Return every one of the lines below word for word, but omit the pictures from your answer.

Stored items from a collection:
%%

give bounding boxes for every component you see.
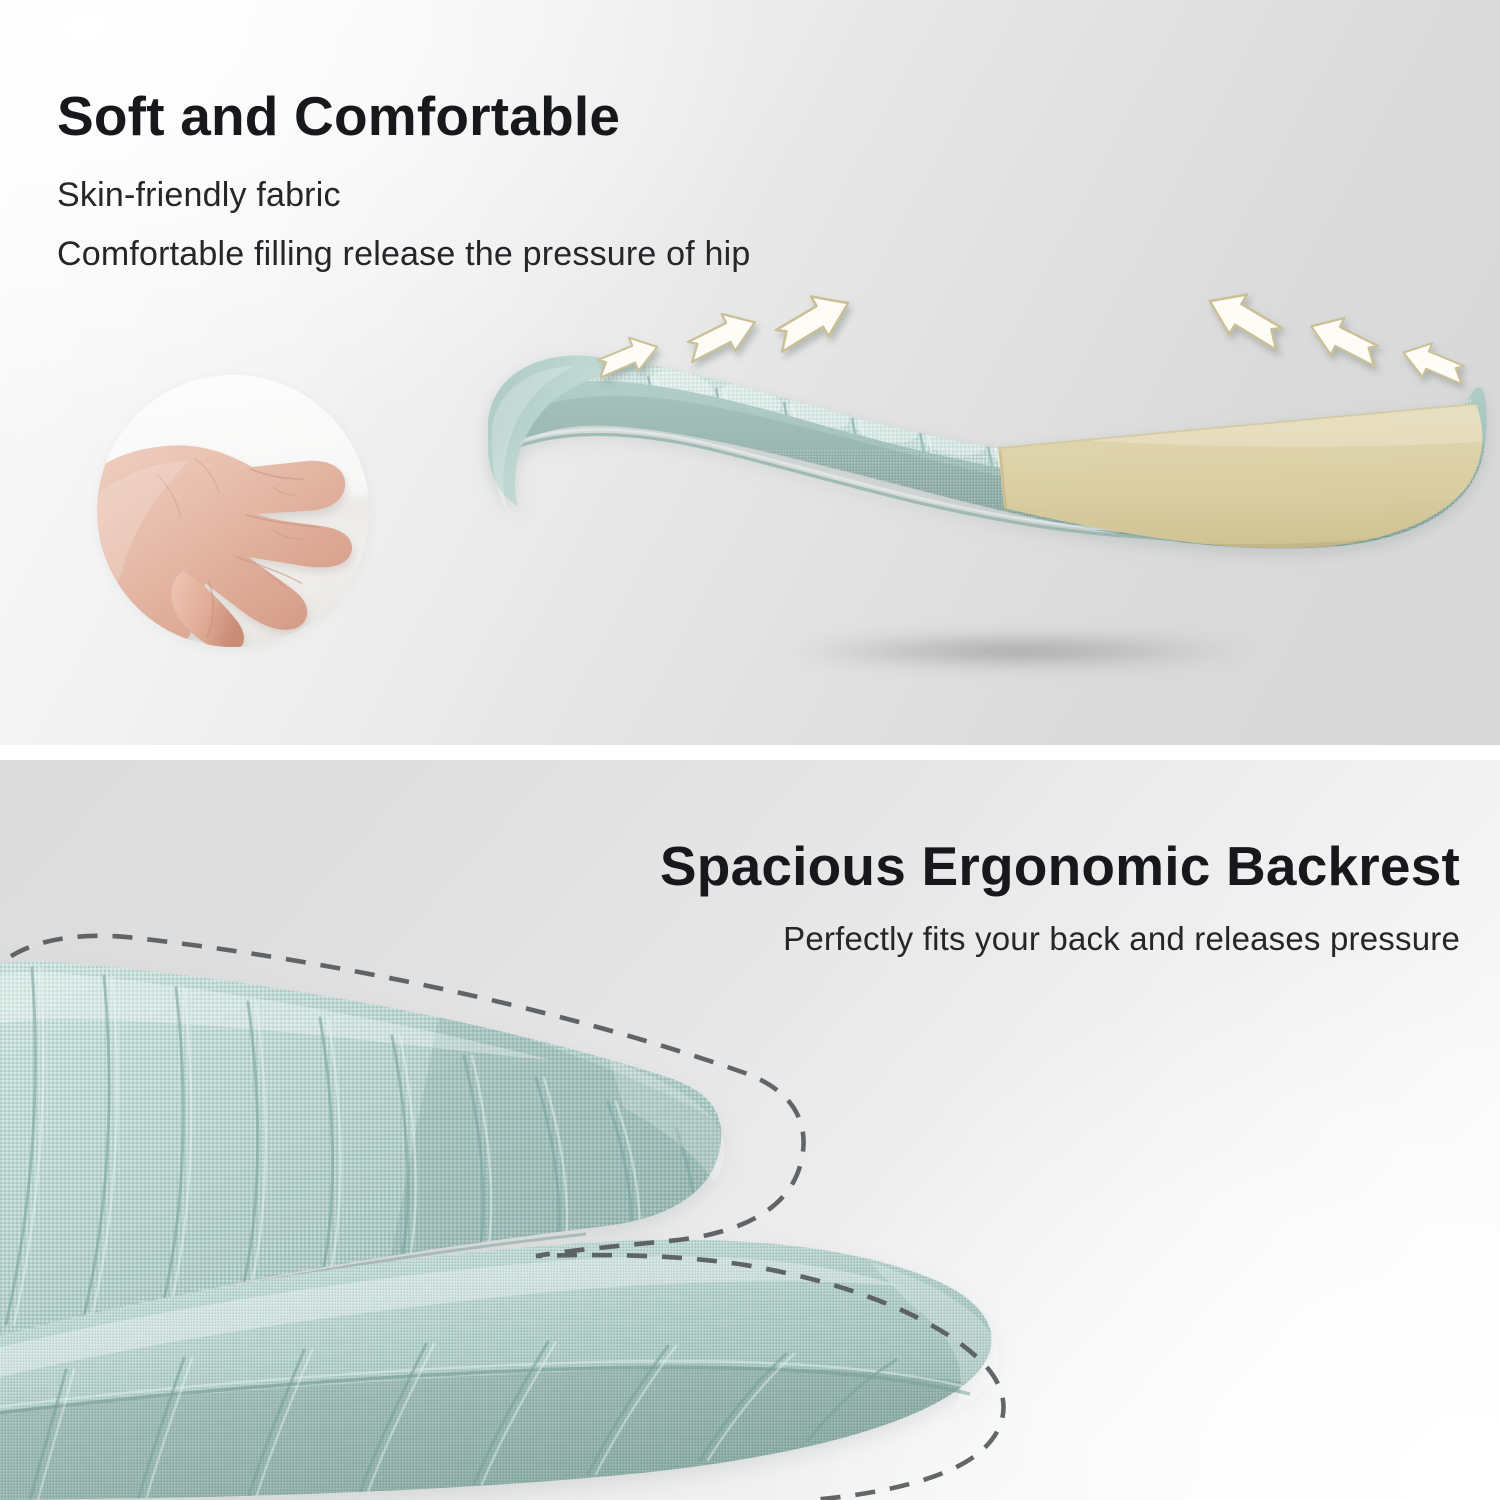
cushion-illustration (470, 300, 1500, 700)
subtitle-comfortable-filling: Comfortable filling release the pressure… (57, 235, 751, 274)
hand-icon (97, 375, 369, 647)
product-feature-page: Soft and Comfortable Skin-friendly fabri… (0, 0, 1500, 1500)
chair-illustration (0, 900, 1090, 1500)
subtitle-skin-friendly: Skin-friendly fabric (57, 176, 751, 215)
section-title-backrest: Spacious Ergonomic Backrest (660, 838, 1460, 896)
cushion-cutaway-figure (470, 300, 1500, 700)
chair-backrest-closeup (0, 900, 1090, 1500)
arrow-up-left-3 (1403, 331, 1470, 401)
panel-soft-and-comfortable: Soft and Comfortable Skin-friendly fabri… (0, 0, 1500, 745)
panel-one-header: Soft and Comfortable Skin-friendly fabri… (57, 88, 751, 274)
arrow-up-right-2 (682, 302, 755, 378)
arrow-up-right-3 (770, 285, 848, 367)
arrow-up-left-2 (1311, 306, 1384, 382)
section-divider (0, 745, 1500, 760)
hand-pressing-foam-inset (97, 375, 369, 647)
foam-core-cutaway (970, 380, 1500, 590)
subtitle-perfectly-fits: Perfectly fits your back and releases pr… (660, 920, 1460, 958)
page-title: Soft and Comfortable (57, 88, 751, 146)
panel-two-header: Spacious Ergonomic Backrest Perfectly fi… (660, 838, 1460, 958)
arrow-up-left-1 (1210, 283, 1288, 365)
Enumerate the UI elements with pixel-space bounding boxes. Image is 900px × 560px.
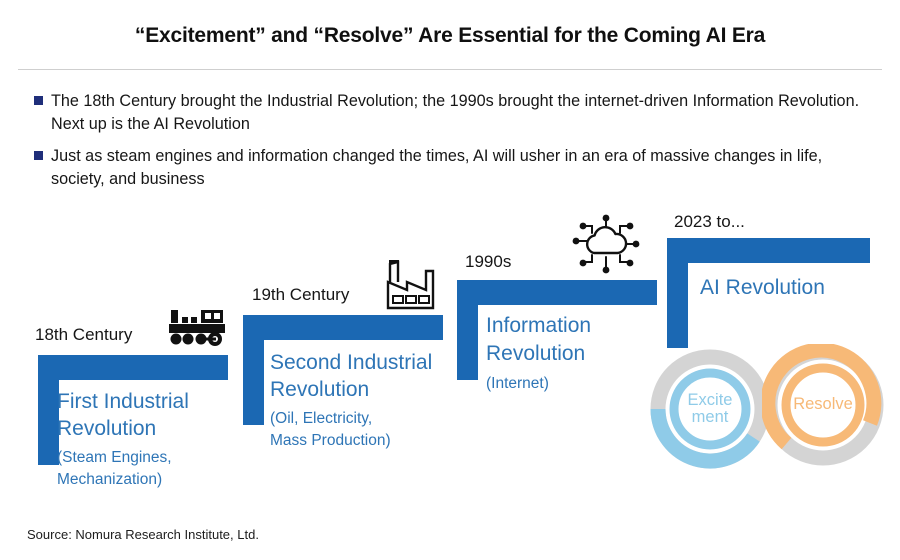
resolve-donut-label: Resolve [762, 344, 884, 466]
bullet-text-1: The 18th Century brought the Industrial … [51, 92, 859, 133]
step-3-era-label: 1990s [465, 252, 511, 272]
staircase-step-2 [243, 315, 443, 425]
step-2-sub-line1: (Oil, Electricity, [270, 409, 372, 429]
locomotive-icon [168, 308, 228, 350]
step-1-title-line2: Revolution [57, 416, 156, 442]
step-4-top-bar [667, 238, 870, 263]
source-note: Source: Nomura Research Institute, Ltd. [27, 527, 259, 542]
step-2-title-line1: Second Industrial [270, 350, 432, 376]
bullet-item-2: Just as steam engines and information ch… [34, 145, 874, 191]
step-3-top-bar [457, 280, 657, 305]
step-1-top-bar [38, 355, 228, 380]
staircase-diagram: 18th Century First Industrial Revolution… [0, 0, 900, 560]
title-divider [18, 69, 882, 70]
excitement-donut-label: Excite ment [650, 349, 770, 469]
step-1-sub-line2: Mechanization) [57, 470, 162, 490]
step-1-side-bar [38, 355, 59, 465]
step-4-side-bar [667, 238, 688, 348]
resolve-label-line1: Resolve [793, 396, 853, 413]
step-1-sub-line1: (Steam Engines, [57, 448, 172, 468]
step-2-side-bar [243, 315, 264, 425]
excitement-donut: Excite ment [650, 349, 770, 469]
step-3-title-line2: Revolution [486, 341, 585, 367]
step-2-era-label: 19th Century [252, 285, 349, 305]
step-2-title-line2: Revolution [270, 377, 369, 403]
excitement-label-line1: Excite [688, 392, 733, 409]
step-1-title-line1: First Industrial [57, 389, 189, 415]
step-1-era-label: 18th Century [35, 325, 132, 345]
step-3-side-bar [457, 280, 478, 380]
step-3-sub-line1: (Internet) [486, 374, 549, 394]
step-2-sub-line2: Mass Production) [270, 431, 391, 451]
bullet-item-1: The 18th Century brought the Industrial … [34, 90, 874, 136]
staircase-step-4 [667, 238, 870, 348]
factory-icon [381, 258, 439, 310]
resolve-donut: Resolve [762, 344, 884, 466]
step-2-top-bar [243, 315, 443, 340]
staircase-step-3 [457, 280, 657, 380]
square-bullet-icon [34, 151, 43, 160]
cloud-network-icon [570, 213, 642, 275]
bullet-text-2: Just as steam engines and information ch… [51, 147, 822, 188]
bullet-list: The 18th Century brought the Industrial … [34, 90, 874, 200]
staircase-step-1 [38, 355, 228, 465]
square-bullet-icon [34, 96, 43, 105]
step-3-title-line1: Information [486, 313, 591, 339]
page-title: “Excitement” and “Resolve” Are Essential… [0, 24, 900, 48]
step-4-title-line1: AI Revolution [700, 275, 825, 301]
step-4-era-label: 2023 to... [674, 212, 745, 232]
excitement-label-line2: ment [692, 409, 729, 426]
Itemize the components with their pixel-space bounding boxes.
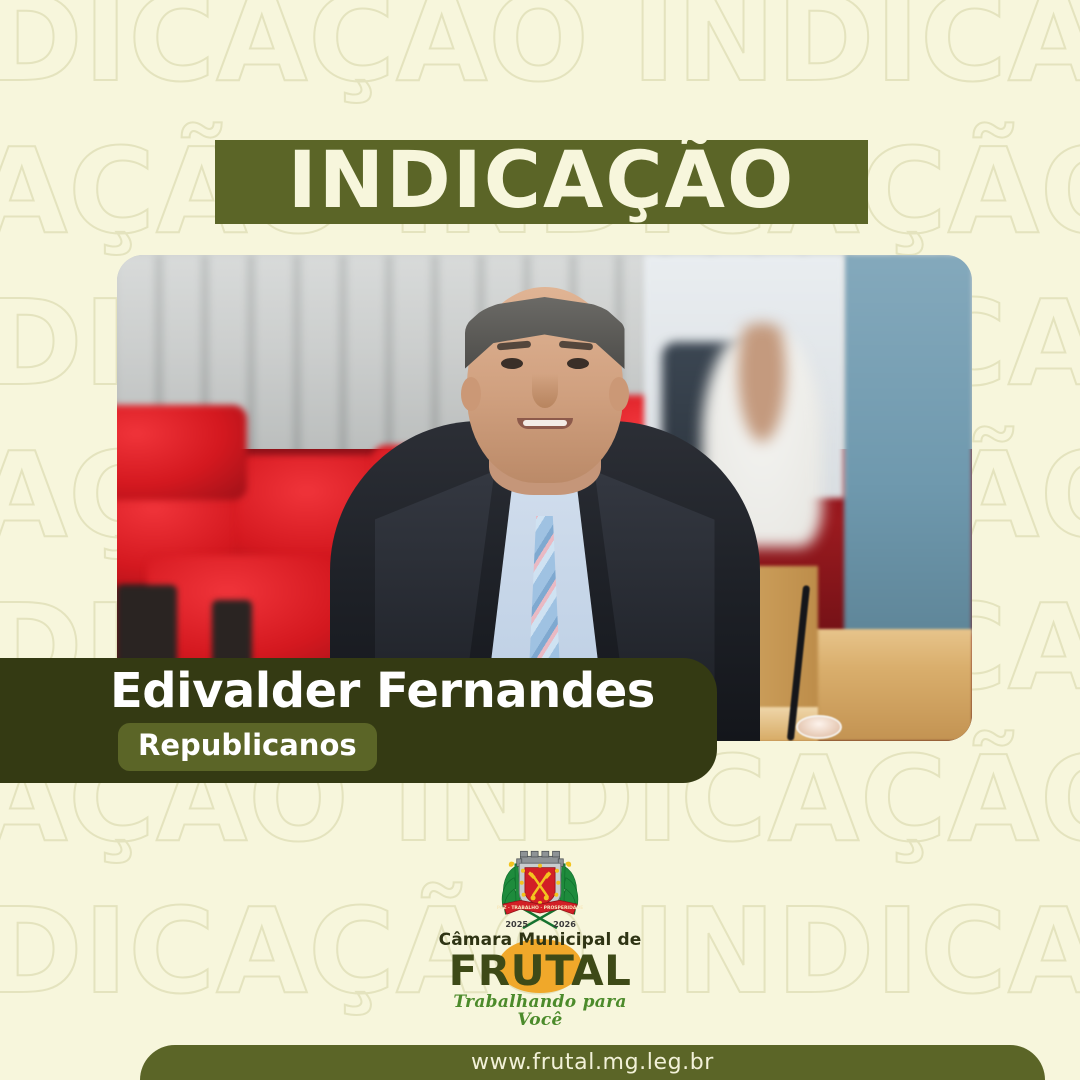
party-badge: Republicanos (118, 723, 377, 771)
member-name: Edivalder Fernandes (110, 664, 655, 719)
brand-line-city: FRUTAL (430, 950, 650, 992)
photo-chair (117, 405, 247, 500)
photo-glass (796, 715, 842, 739)
crest-year-right: 2026 (553, 919, 576, 929)
city-council-logo: PAZ · TRABALHO · PROSPERIDADE 2025 2026 … (0, 845, 1080, 1030)
page-title: INDICAÇÃO (215, 128, 868, 233)
coat-of-arms-icon: PAZ · TRABALHO · PROSPERIDADE 2025 2026 (455, 845, 625, 933)
crest-motto: PAZ · TRABALHO · PROSPERIDADE (497, 905, 583, 911)
photo-person-eye-left (501, 358, 523, 369)
photo-person-ear-left (461, 377, 481, 411)
watermark-row: INDICAÇÃO INDICAÇÃO INDICAÇÃO (0, 0, 1080, 98)
brand-line-slogan: Trabalhando para Você (430, 993, 650, 1030)
crest-year-left: 2025 (505, 919, 528, 929)
brand-lockup: Câmara Municipal de FRUTAL Trabalhando p… (430, 931, 650, 1030)
photo-person-nose (532, 374, 558, 408)
photo-blue-panel (844, 255, 972, 634)
photo-person-teeth (523, 420, 567, 426)
footer-website-url[interactable]: www.frutal.mg.leg.br (140, 1045, 1045, 1080)
photo-person-eye-right (567, 358, 589, 369)
photo-person-ear-right (609, 377, 629, 411)
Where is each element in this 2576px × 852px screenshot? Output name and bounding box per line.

%%

Exercise solution:
give bounding boxes for every component you see.
cushion-illustration (470, 300, 1500, 700)
subtitle-comfortable-filling: Comfortable filling release the pressure… (57, 235, 751, 274)
hand-icon (97, 375, 369, 647)
product-feature-page: Soft and Comfortable Skin-friendly fabri… (0, 0, 1500, 1500)
chair-illustration (0, 900, 1090, 1500)
subtitle-skin-friendly: Skin-friendly fabric (57, 176, 751, 215)
section-title-backrest: Spacious Ergonomic Backrest (660, 838, 1460, 896)
cushion-cutaway-figure (470, 300, 1500, 700)
chair-backrest-closeup (0, 900, 1090, 1500)
arrow-up-left-3 (1403, 331, 1470, 401)
panel-soft-and-comfortable: Soft and Comfortable Skin-friendly fabri… (0, 0, 1500, 745)
panel-one-header: Soft and Comfortable Skin-friendly fabri… (57, 88, 751, 274)
arrow-up-right-2 (682, 302, 755, 378)
arrow-up-right-3 (770, 285, 848, 367)
arrow-up-left-2 (1311, 306, 1384, 382)
section-divider (0, 745, 1500, 760)
hand-pressing-foam-inset (97, 375, 369, 647)
foam-core-cutaway (970, 380, 1500, 590)
subtitle-perfectly-fits: Perfectly fits your back and releases pr… (660, 920, 1460, 958)
page-title: Soft and Comfortable (57, 88, 751, 146)
panel-two-header: Spacious Ergonomic Backrest Perfectly fi… (660, 838, 1460, 958)
arrow-up-left-1 (1210, 283, 1288, 365)
Enumerate the UI elements with pixel-space bounding boxes. Image is 900px × 560px.
resolve-donut-label: Resolve [762, 344, 884, 466]
bullet-text-1: The 18th Century brought the Industrial … [51, 92, 859, 133]
step-3-era-label: 1990s [465, 252, 511, 272]
staircase-step-2 [243, 315, 443, 425]
step-2-sub-line1: (Oil, Electricity, [270, 409, 372, 429]
locomotive-icon [168, 308, 228, 350]
step-1-title-line2: Revolution [57, 416, 156, 442]
step-4-top-bar [667, 238, 870, 263]
source-note: Source: Nomura Research Institute, Ltd. [27, 527, 259, 542]
step-2-title-line1: Second Industrial [270, 350, 432, 376]
bullet-item-2: Just as steam engines and information ch… [34, 145, 874, 191]
step-3-top-bar [457, 280, 657, 305]
step-1-top-bar [38, 355, 228, 380]
staircase-diagram: 18th Century First Industrial Revolution… [0, 0, 900, 560]
title-divider [18, 69, 882, 70]
excitement-donut-label: Excite ment [650, 349, 770, 469]
step-1-sub-line2: Mechanization) [57, 470, 162, 490]
step-1-side-bar [38, 355, 59, 465]
step-4-side-bar [667, 238, 688, 348]
resolve-label-line1: Resolve [793, 396, 853, 413]
step-1-sub-line1: (Steam Engines, [57, 448, 172, 468]
step-2-side-bar [243, 315, 264, 425]
excitement-donut: Excite ment [650, 349, 770, 469]
step-3-title-line2: Revolution [486, 341, 585, 367]
step-2-era-label: 19th Century [252, 285, 349, 305]
step-2-title-line2: Revolution [270, 377, 369, 403]
excitement-label-line1: Excite [688, 392, 733, 409]
step-1-title-line1: First Industrial [57, 389, 189, 415]
step-1-era-label: 18th Century [35, 325, 132, 345]
step-3-side-bar [457, 280, 478, 380]
step-3-sub-line1: (Internet) [486, 374, 549, 394]
step-2-sub-line2: Mass Production) [270, 431, 391, 451]
bullet-item-1: The 18th Century brought the Industrial … [34, 90, 874, 136]
staircase-step-4 [667, 238, 870, 348]
factory-icon [381, 258, 439, 310]
resolve-donut: Resolve [762, 344, 884, 466]
step-2-top-bar [243, 315, 443, 340]
staircase-step-3 [457, 280, 657, 380]
square-bullet-icon [34, 151, 43, 160]
cloud-network-icon [570, 213, 642, 275]
bullet-text-2: Just as steam engines and information ch… [51, 147, 822, 188]
bullet-list: The 18th Century brought the Industrial … [34, 90, 874, 200]
staircase-step-1 [38, 355, 228, 465]
square-bullet-icon [34, 96, 43, 105]
step-3-title-line1: Information [486, 313, 591, 339]
page-title: “Excitement” and “Resolve” Are Essential… [0, 24, 900, 48]
step-4-title-line1: AI Revolution [700, 275, 825, 301]
step-4-era-label: 2023 to... [674, 212, 745, 232]
excitement-label-line2: ment [692, 409, 729, 426]
Itemize the components with their pixel-space bounding boxes.
party-badge: Republicanos (118, 723, 377, 771)
member-name: Edivalder Fernandes (110, 664, 655, 719)
brand-line-city: FRUTAL (430, 950, 650, 992)
photo-chair (117, 405, 247, 500)
photo-glass (796, 715, 842, 739)
crest-year-right: 2026 (553, 919, 576, 929)
city-council-logo: PAZ · TRABALHO · PROSPERIDADE 2025 2026 … (0, 845, 1080, 1030)
page-title: INDICAÇÃO (215, 128, 868, 233)
coat-of-arms-icon: PAZ · TRABALHO · PROSPERIDADE 2025 2026 (455, 845, 625, 933)
crest-motto: PAZ · TRABALHO · PROSPERIDADE (497, 905, 583, 911)
photo-person-eye-left (501, 358, 523, 369)
photo-person-ear-left (461, 377, 481, 411)
watermark-row: INDICAÇÃO INDICAÇÃO INDICAÇÃO (0, 0, 1080, 98)
brand-line-slogan: Trabalhando para Você (430, 993, 650, 1030)
crest-year-left: 2025 (505, 919, 528, 929)
brand-lockup: Câmara Municipal de FRUTAL Trabalhando p… (430, 931, 650, 1030)
photo-person-nose (532, 374, 558, 408)
photo-blue-panel (844, 255, 972, 634)
photo-person-teeth (523, 420, 567, 426)
footer-website-url[interactable]: www.frutal.mg.leg.br (140, 1045, 1045, 1080)
photo-person-eye-right (567, 358, 589, 369)
photo-person-ear-right (609, 377, 629, 411)
Where is each element in this 2576px × 852px screenshot? Output name and bounding box per line.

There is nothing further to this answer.